**Work to be completed**: Make an exact copy of the lines below.

**Exercise materials**:
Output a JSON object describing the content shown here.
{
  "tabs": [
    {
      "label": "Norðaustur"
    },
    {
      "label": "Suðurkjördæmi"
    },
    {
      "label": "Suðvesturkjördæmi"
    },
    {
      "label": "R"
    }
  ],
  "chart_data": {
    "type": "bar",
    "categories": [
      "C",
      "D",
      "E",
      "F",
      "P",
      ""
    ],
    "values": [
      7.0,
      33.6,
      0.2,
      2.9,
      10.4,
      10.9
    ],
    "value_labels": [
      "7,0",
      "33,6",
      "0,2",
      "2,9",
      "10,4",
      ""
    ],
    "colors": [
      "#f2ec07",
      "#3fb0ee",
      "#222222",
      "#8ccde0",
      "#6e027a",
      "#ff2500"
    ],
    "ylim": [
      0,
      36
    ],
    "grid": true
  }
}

**In response**:
Output a JSON object describing the content shown here.
{
  "tabs": [
    {
      "label": "Norðaustur"
    },
    {
      "label": "Suðurkjördæmi"
    },
    {
      "label": "Suðvesturkjördæmi"
    },
    {
      "label": "R"
    }
  ],
  "chart_data": {
    "type": "bar",
    "categories": [
      "C",
      "D",
      "E",
      "F",
      "P",
      ""
    ],
    "values": [
      7.0,
      33.6,
      0.2,
      2.9,
      10.4,
      10.9
    ],
    "value_labels": [
      "7,0",
      "33,6",
      "0,2",
      "2,9",
      "10,4",
      ""
    ],
    "colors": [
      "#f2ec07",
      "#3fb0ee",
      "#222222",
      "#8ccde0",
      "#6e027a",
      "#ff2500"
    ],
    "ylim": [
      0,
      36
    ],
    "grid": true
  }
}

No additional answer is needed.